Copy each line in which the string "domestic" occurs.
SUPPLIED RECORDS start
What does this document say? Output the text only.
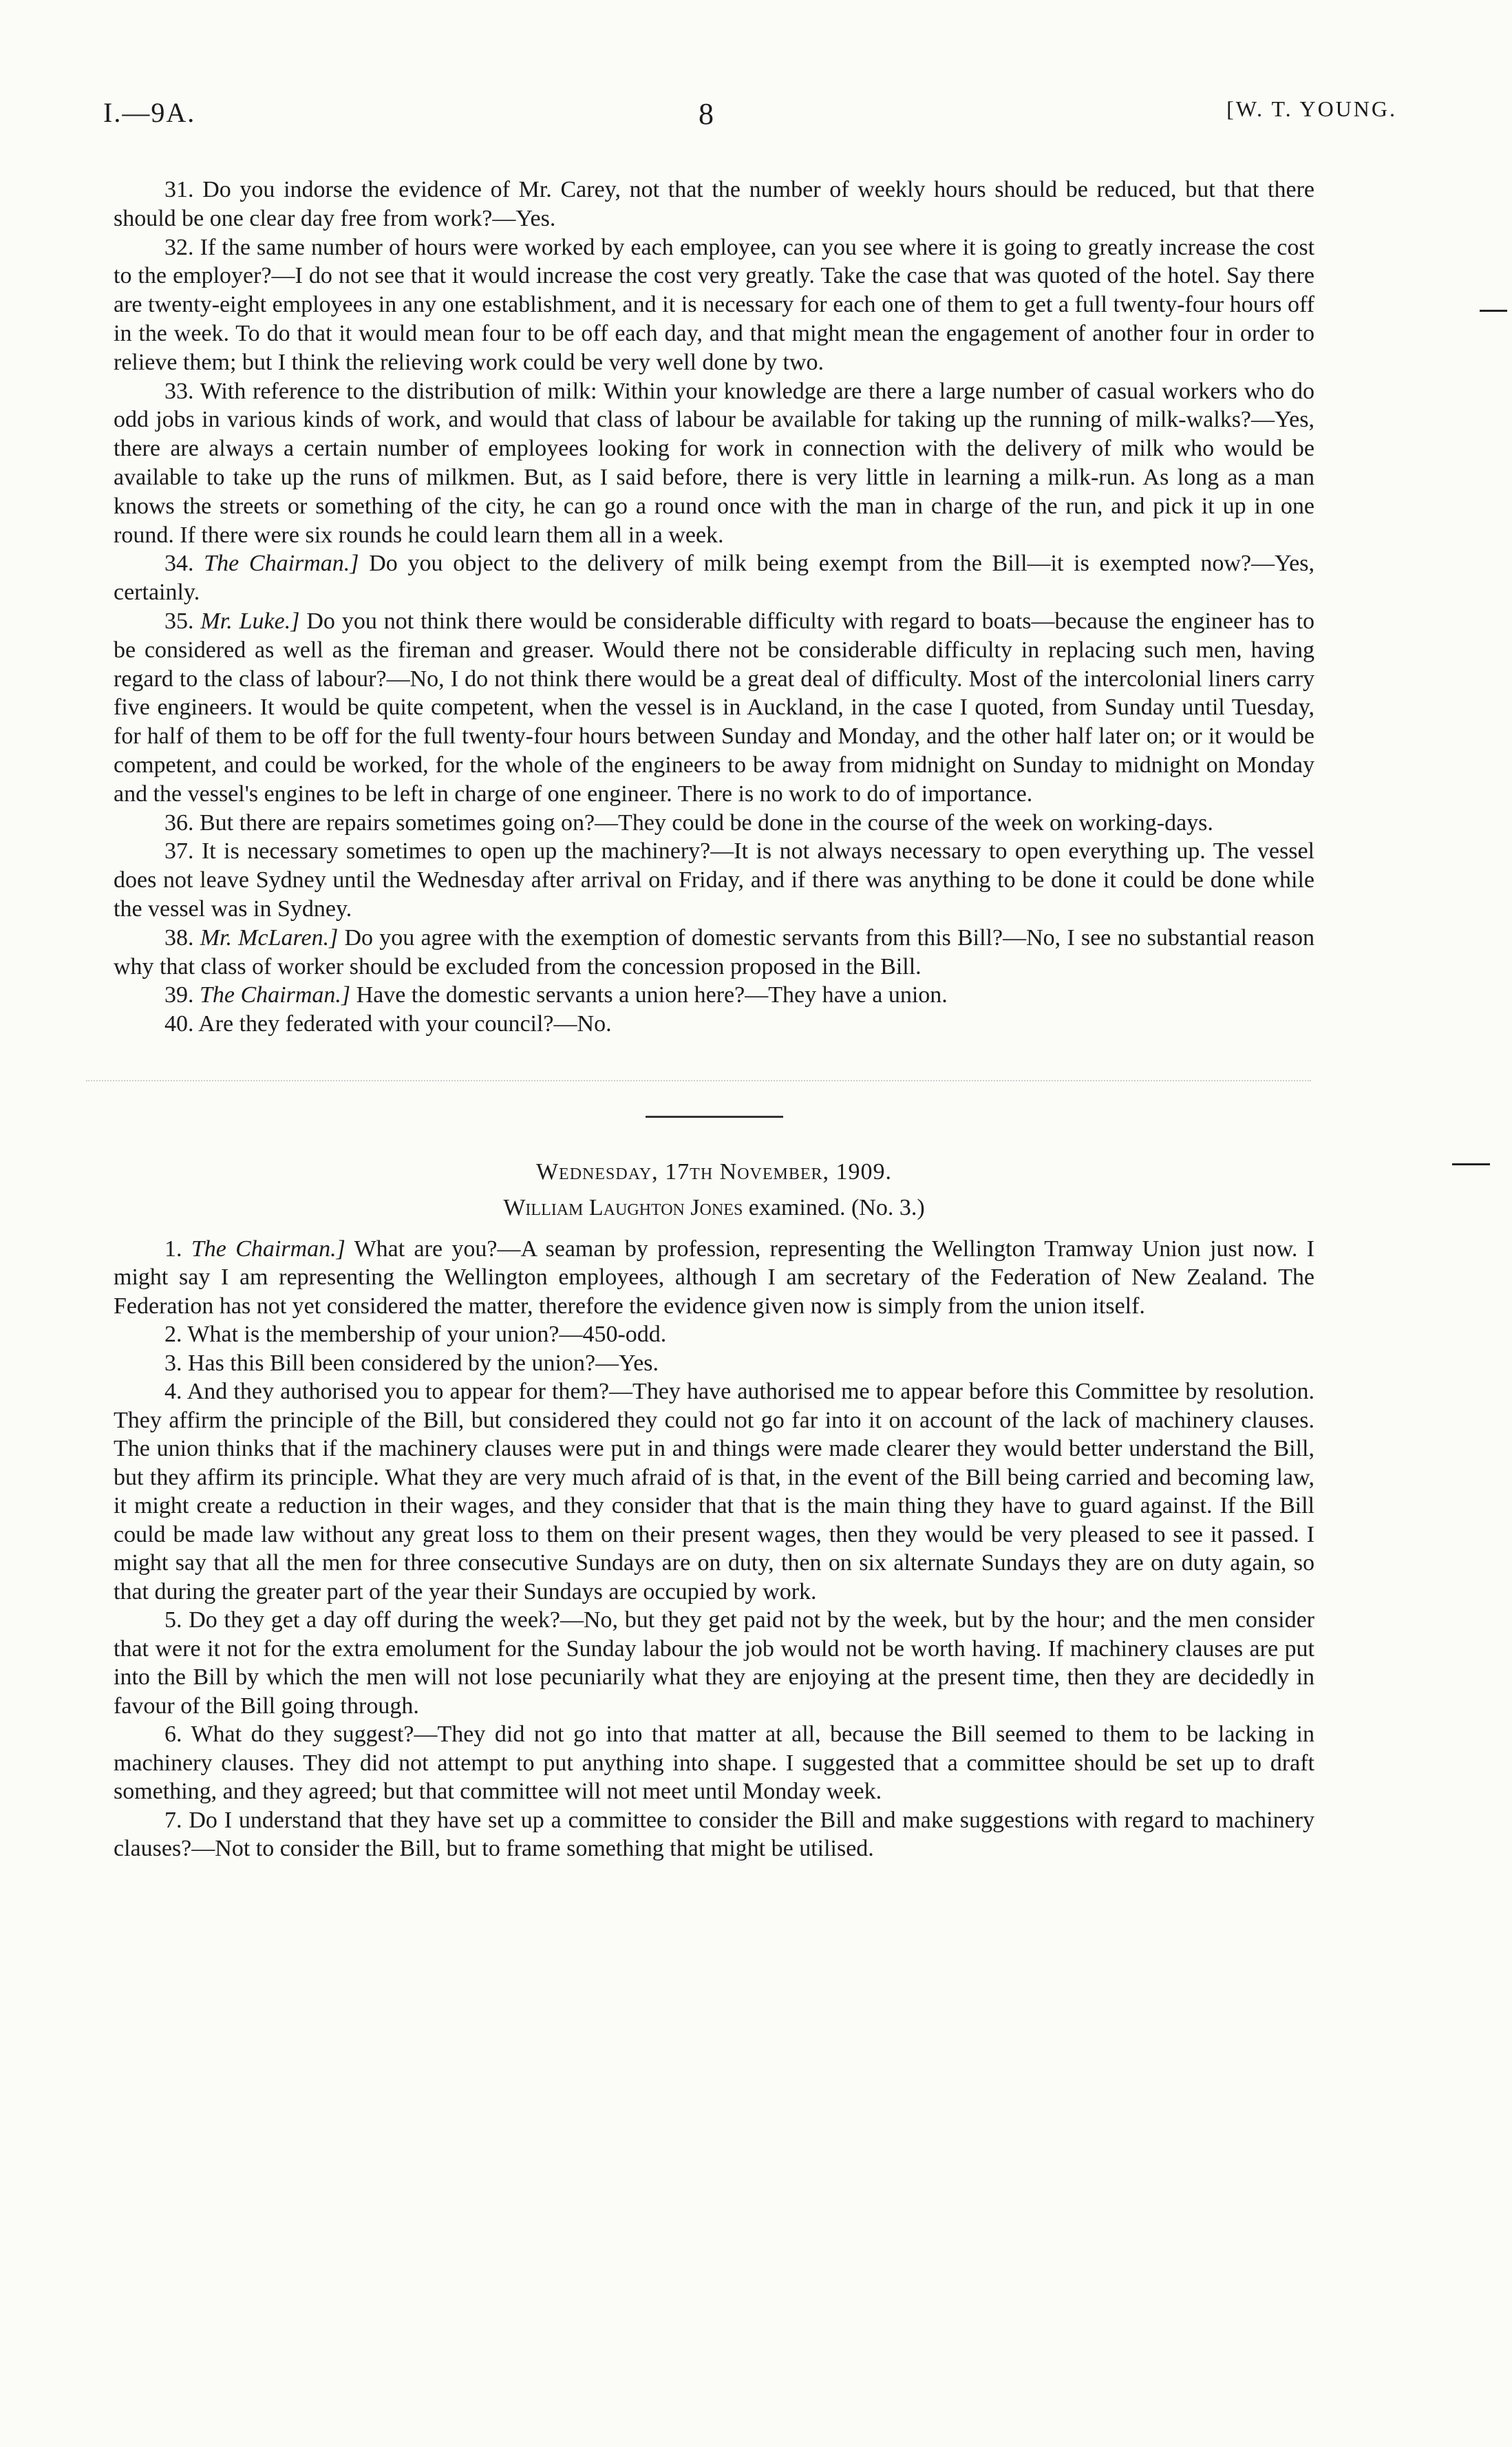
I.—9A.	8	[W. T. YOUNG.

31. Do you indorse the evidence of Mr. Carey, not that the number of weekly hours should be reduced, but that there should be one clear day free from work?—Yes.

32. If the same number of hours were worked by each employee, can you see where it is going to greatly increase the cost to the employer?—I do not see that it would increase the cost very greatly. Take the case that was quoted of the hotel. Say there are twenty-eight employees in any one establishment, and it is necessary for each one of them to get a full twenty-four hours off in the week. To do that it would mean four to be off each day, and that might mean the engagement of another four in order to relieve them; but I think the relieving work could be very well done by two.

33. With reference to the distribution of milk: Within your knowledge are there a large number of casual workers who do odd jobs in various kinds of work, and would that class of labour be available for taking up the running of milk-walks?—Yes, there are always a certain number of employees looking for work in connection with the delivery of milk who would be available to take up the runs of milkmen. But, as I said before, there is very little in learning a milk-run. As long as a man knows the streets or something of the city, he can go a round once with the man in charge of the run, and pick it up in one round. If there were six rounds he could learn them all in a week.

34. The Chairman.] Do you object to the delivery of milk being exempt from the Bill—it is exempted now?—Yes, certainly.

35. Mr. Luke.] Do you not think there would be considerable difficulty with regard to boats—because the engineer has to be considered as well as the fireman and greaser. Would there not be considerable difficulty in replacing such men, having regard to the class of labour?—No, I do not think there would be a great deal of difficulty. Most of the intercolonial liners carry five engineers. It would be quite competent, when the vessel is in Auckland, in the case I quoted, from Sunday until Tuesday, for half of them to be off for the full twenty-four hours between Sunday and Monday, and the other half later on; or it would be competent, and could be worked, for the whole of the engineers to be away from midnight on Sunday to midnight on Monday and the vessel's engines to be left in charge of one engineer. There is no work to do of importance.

36. But there are repairs sometimes going on?—They could be done in the course of the week on working-days.

37. It is necessary sometimes to open up the machinery?—It is not always necessary to open everything up. The vessel does not leave Sydney until the Wednesday after arrival on Friday, and if there was anything to be done it could be done while the vessel was in Sydney.

38. Mr. McLaren.] Do you agree with the exemption of domestic servants from this Bill?—No, I see no substantial reason why that class of worker should be excluded from the concession proposed in the Bill.

39. The Chairman.] Have the domestic servants a union here?—They have a union.

40. Are they federated with your council?—No.

Wednesday, 17th November, 1909.
William Laughton Jones examined. (No. 3.)

1. The Chairman.] What are you?—A seaman by profession, representing the Wellington Tramway Union just now. I might say I am representing the Wellington employees, although I am secretary of the Federation of New Zealand. The Federation has not yet considered the matter, therefore the evidence given now is simply from the union itself.

2. What is the membership of your union?—450-odd.

3. Has this Bill been considered by the union?—Yes.

4. And they authorised you to appear for them?—They have authorised me to appear before this Committee by resolution. They affirm the principle of the Bill, but considered they could not go far into it on account of the lack of machinery clauses. The union thinks that if the machinery clauses were put in and things were made clearer they would better understand the Bill, but they affirm its principle. What they are very much afraid of is that, in the event of the Bill being carried and becoming law, it might create a reduction in their wages, and they consider that that is the main thing they have to guard against. If the Bill could be made law without any great loss to them on their present wages, then they would be very pleased to see it passed. I might say that all the men for three consecutive Sundays are on duty, then on six alternate Sundays they are on duty again, so that during the greater part of the year their Sundays are occupied by work.

5. Do they get a day off during the week?—No, but they get paid not by the week, but by the hour; and the men consider that were it not for the extra emolument for the Sunday labour the job would not be worth having. If machinery clauses are put into the Bill by which the men will not lose pecuniarily what they are enjoying at the present time, then they are decidedly in favour of the Bill going through.

6. What do they suggest?—They did not go into that matter at all, because the Bill seemed to them to be lacking in machinery clauses. They did not attempt to put anything into shape. I suggested that a committee should be set up to draft something, and they agreed; but that committee will not meet until Monday week.

7. Do I understand that they have set up a committee to consider the Bill and make suggestions with regard to machinery clauses?—Not to consider the Bill, but to frame something that might be utilised.
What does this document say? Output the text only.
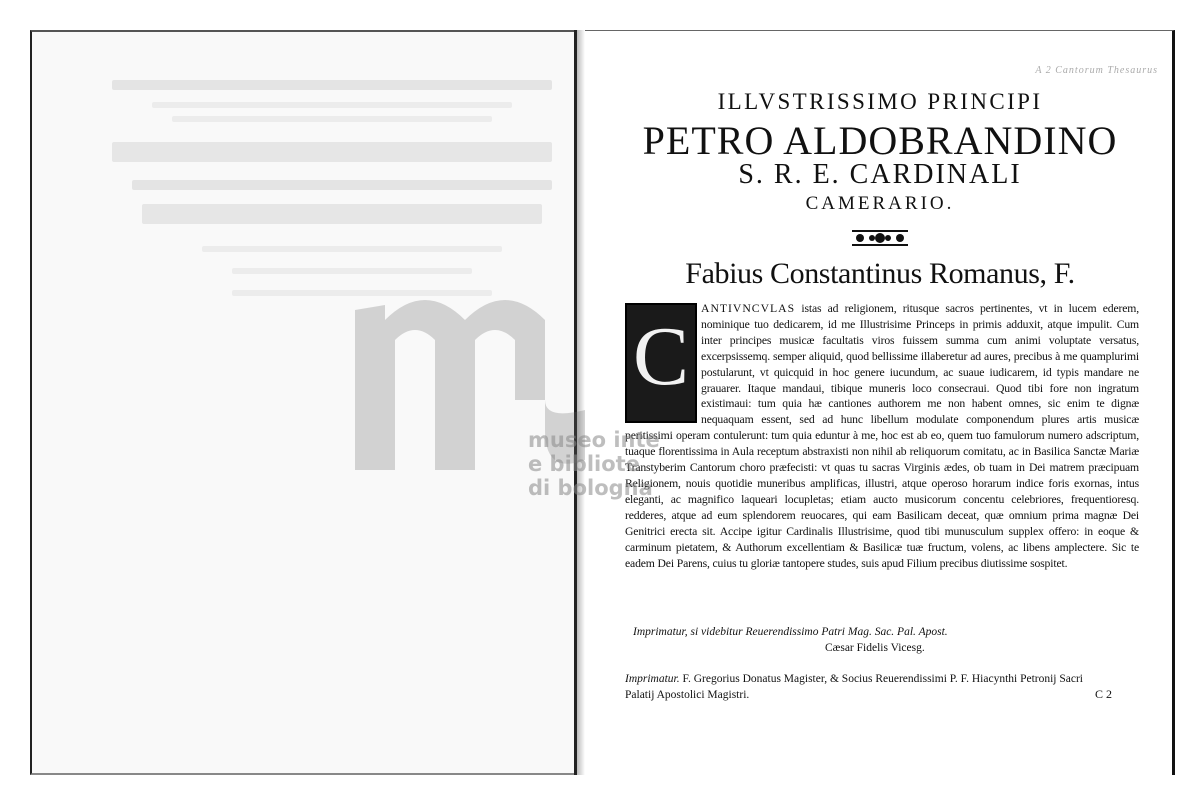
A 2 Cantorum Thesaurus
ILLVSTRISSIMO PRINCIPI
PETRO ALDOBRANDINO
S. R. E. CARDINALI
CAMERARIO.
Fabius Constantinus Romanus, F.
C

ANTIVNCVLAS istas ad religionem, ritusque sacros pertinentes, vt in lucem ederem, nominique tuo dedicarem, id me Illustrisime Princeps in primis adduxit, atque impulit. Cum inter principes musicæ facultatis viros fuissem summa cum animi voluptate versatus, excerpsissemq. semper aliquid, quod bellissime illaberetur ad aures, precibus à me quamplurimi postularunt, vt quicquid in hoc genere iucundum, ac suaue iudicarem, id typis mandare ne grauarer. Itaque mandaui, tibique muneris loco consecraui. Quod tibi fore non ingratum existimaui: tum quia hæ cantiones authorem me non habent omnes, sic enim te dignæ nequaquam essent, sed ad hunc libellum modulate componendum plures artis musicæ peritissimi operam contulerunt: tum quia eduntur à me, hoc est ab eo, quem tuo famulorum numero adscriptum, tuaque florentissima in Aula receptum abstraxisti non nihil ab reliquorum comitatu, ac in Basilica Sanctæ Mariæ Transtyberim Cantorum choro præfecisti: vt quas tu sacras Virginis ædes, ob tuam in Dei matrem præcipuam Religionem, nouis quotidie muneribus amplificas, illustri, atque operoso horarum indice foris exornas, intus eleganti, ac magnifico laqueari locupletas; etiam aucto musicorum concentu celebriores, frequentioresq. redderes, atque ad eum splendorem reuocares, qui eam Basilicam deceat, quæ omnium prima magnæ Dei Genitrici erecta sit. Accipe igitur Cardinalis Illustrisime, quod tibi munusculum supplex offero: in eoque & carminum pietatem, & Authorum excellentiam & Basilicæ tuæ fructum, volens, ac libens amplectere. Sic te eadem Dei Parens, cuius tu gloriæ tantopere studes, suis apud Filium precibus diutissime sospitet.

Imprimatur, si videbitur Reuerendissimo Patri Mag. Sac. Pal. Apost.
Cæsar Fidelis Vicesg.
Imprimatur. F. Gregorius Donatus Magister, & Socius Reuerendissimi P. F. Hiacynthi Petronij Sacri Palatij Apostolici Magistri.	C 2
museo inte
e bibliote
di bologna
SUPPLIED RECORDS end
> _OUTPUT FOR THIS EXERCISE_
38. Mr. McLaren.] Do you agree with the exemption of domestic servants from this Bill?—No, I see no substantial reason why that class of worker should be excluded from the concession proposed in the Bill.
39. The Chairman.] Have the domestic servants a union here?—They have a union.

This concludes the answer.